▶ _What to work on_
Repeat the whole listing below, word for word.

(Lines of data)
• • •
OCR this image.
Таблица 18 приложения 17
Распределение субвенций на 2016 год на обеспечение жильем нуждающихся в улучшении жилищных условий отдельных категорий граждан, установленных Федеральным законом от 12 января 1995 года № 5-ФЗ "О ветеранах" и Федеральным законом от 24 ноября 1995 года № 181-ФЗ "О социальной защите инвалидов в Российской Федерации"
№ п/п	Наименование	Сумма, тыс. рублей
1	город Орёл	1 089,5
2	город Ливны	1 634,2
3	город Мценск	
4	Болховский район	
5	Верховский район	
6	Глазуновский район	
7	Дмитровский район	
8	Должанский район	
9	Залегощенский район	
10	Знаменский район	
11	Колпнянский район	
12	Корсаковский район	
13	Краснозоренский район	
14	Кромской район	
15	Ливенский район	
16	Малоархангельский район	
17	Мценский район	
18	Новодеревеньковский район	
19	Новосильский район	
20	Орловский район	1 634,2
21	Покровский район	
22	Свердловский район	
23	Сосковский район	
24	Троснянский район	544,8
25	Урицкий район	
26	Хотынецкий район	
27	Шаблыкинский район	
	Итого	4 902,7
• • •
▶ _Worked solution_
OCR this image.
Таблица 18 приложения 17
Распределение субвенций на 2016 год на обеспечение жильем нуждающихся в улучшении жилищных условий отдельных категорий граждан, установленных Федеральным законом от 12 января 1995 года № 5-ФЗ "О ветеранах" и Федеральным законом от 24 ноября 1995 года № 181-ФЗ "О социальной защите инвалидов в Российской Федерации"
№ п/п	Наименование	Сумма, тыс. рублей
1	город Орёл	1 089,5
2	город Ливны	1 634,2
3	город Мценск	
4	Болховский район	
5	Верховский район	
6	Глазуновский район	
7	Дмитровский район	
8	Должанский район	
9	Залегощенский район	
10	Знаменский район	
11	Колпнянский район	
12	Корсаковский район	
13	Краснозоренский район	
14	Кромской район	
15	Ливенский район	
16	Малоархангельский район	
17	Мценский район	
18	Новодеревеньковский район	
19	Новосильский район	
20	Орловский район	1 634,2
21	Покровский район	
22	Свердловский район	
23	Сосковский район	
24	Троснянский район	544,8
25	Урицкий район	
26	Хотынецкий район	
27	Шаблыкинский район	
	Итого	4 902,7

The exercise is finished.